Among the records, find the lines that hold the string "estados" and return them.

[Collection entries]
☆ ☆ ☆ ☆ ☆ ☆ ☆

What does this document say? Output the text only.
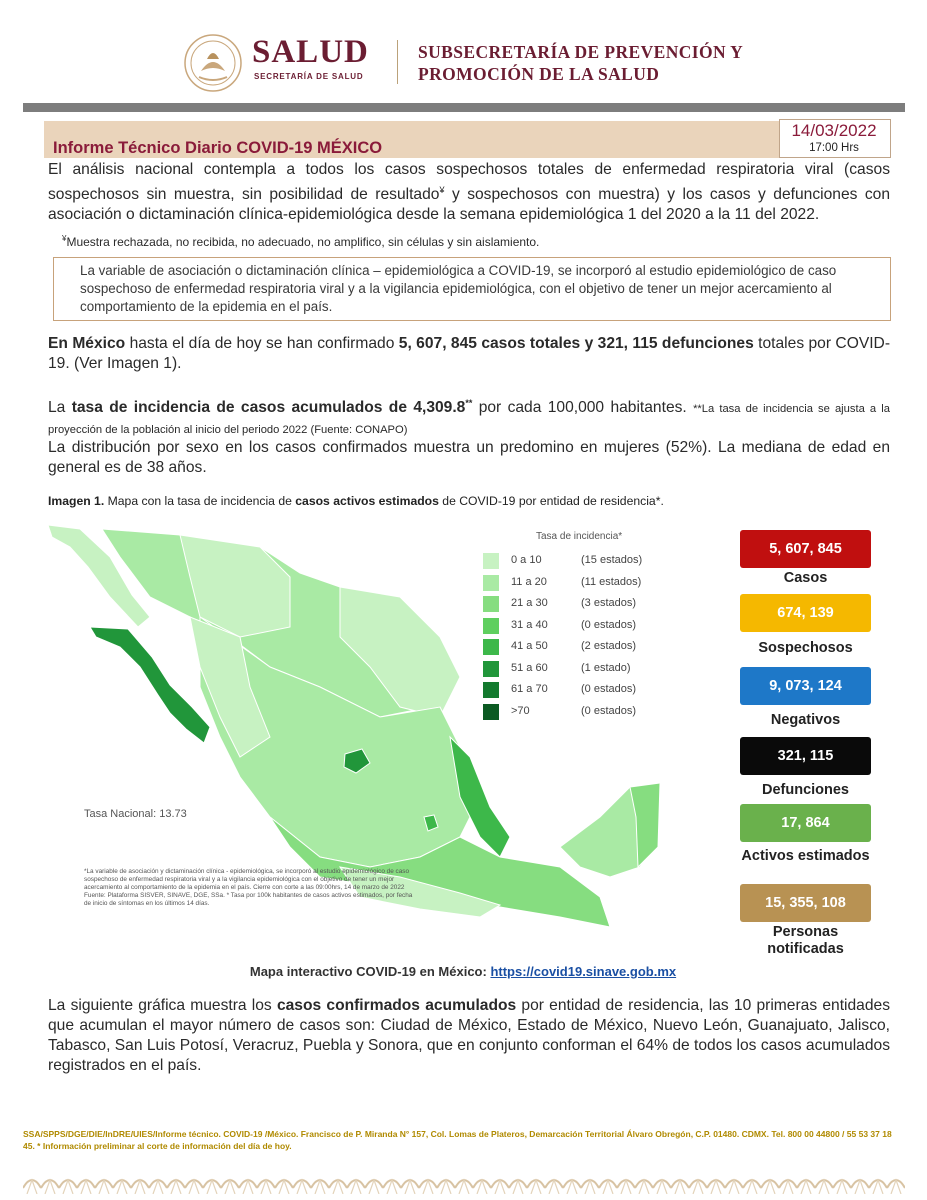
SALUD
SECRETARÍA DE SALUD
SUBSECRETARÍA DE PREVENCIÓN Y
PROMOCIÓN DE LA SALUD
Informe Técnico Diario COVID-19 MÉXICO
14/03/2022
17:00 Hrs
El análisis nacional contempla a todos los casos sospechosos totales de enfermedad respiratoria viral (casos sospechosos sin muestra, sin posibilidad de resultado¥ y sospechosos con muestra) y los casos y defunciones con asociación o dictaminación clínica-epidemiológica desde la semana epidemiológica 1 del 2020 a la 11 del 2022.
¥Muestra rechazada, no recibida, no adecuado, no amplifico, sin células y sin aislamiento.
La variable de asociación o dictaminación clínica – epidemiológica a COVID-19, se incorporó al estudio epidemiológico de caso sospechoso de enfermedad respiratoria viral y a la vigilancia epidemiológica, con el objetivo de tener un mejor acercamiento al comportamiento de la epidemia en el país.
En México hasta el día de hoy se han confirmado 5, 607, 845 casos totales y 321, 115 defunciones totales por COVID-19. (Ver Imagen 1).
La tasa de incidencia de casos acumulados de 4,309.8** por cada 100,000 habitantes. **La tasa de incidencia se ajusta a la proyección de la población al inicio del periodo 2022 (Fuente: CONAPO)
La distribución por sexo en los casos confirmados muestra un predomino en mujeres (52%). La mediana de edad en general es de 38 años.
Imagen 1. Mapa con la tasa de incidencia de casos activos estimados de COVID-19 por entidad de residencia*.
Tasa de incidencia*
0 a 10	(15 estados)
11 a 20	(11 estados)
21 a 30	(3 estados)
31 a 40	(0 estados)
41 a 50	(2 estados)
51 a 60	(1 estado)
61 a 70	(0 estados)
>70	(0 estados)
Tasa Nacional: 13.73
*La variable de asociación y dictaminación clínica - epidemiológica, se incorporó al estudio epidemiológico de caso sospechoso de enfermedad respiratoria viral y a la vigilancia epidemiológica con el objetivo de tener un mejor acercamiento al comportamiento de la epidemia en el país. Cierre con corte a las 09:00hrs, 14 de marzo de 2022 Fuente: Plataforma SISVER, SINAVE, DGE, SSa. * Tasa por 100k habitantes de casos activos estimados, por fecha de inicio de síntomas en los últimos 14 días.
Mapa interactivo COVID-19 en México: https://covid19.sinave.gob.mx
5, 607, 845
Casos
674, 139
Sospechosos
9, 073, 124
Negativos
321, 115
Defunciones
17, 864
Activos estimados
15, 355, 108
Personas notificadas
La siguiente gráfica muestra los casos confirmados acumulados por entidad de residencia, las 10 primeras entidades que acumulan el mayor número de casos son: Ciudad de México, Estado de México, Nuevo León, Guanajuato, Jalisco, Tabasco, San Luis Potosí, Veracruz, Puebla y Sonora, que en conjunto conforman el 64% de todos los casos acumulados registrados en el país.
SSA/SPPS/DGE/DIE/InDRE/UIES/Informe técnico. COVID-19 /México. Francisco de P. Miranda N° 157, Col. Lomas de Plateros, Demarcación Territorial Álvaro Obregón, C.P. 01480. CDMX. Tel. 800 00 44800 / 55 53 37 18 45. * Información preliminar al corte de información del día de hoy.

☆ ☆ ☆ ☆ ☆ ☆ ☆

TASK ANSWER -
0 a 10	(15 estados)
11 a 20	(11 estados)
21 a 30	(3 estados)
31 a 40	(0 estados)
41 a 50	(2 estados)
61 a 70	(0 estados)
>70	(0 estados)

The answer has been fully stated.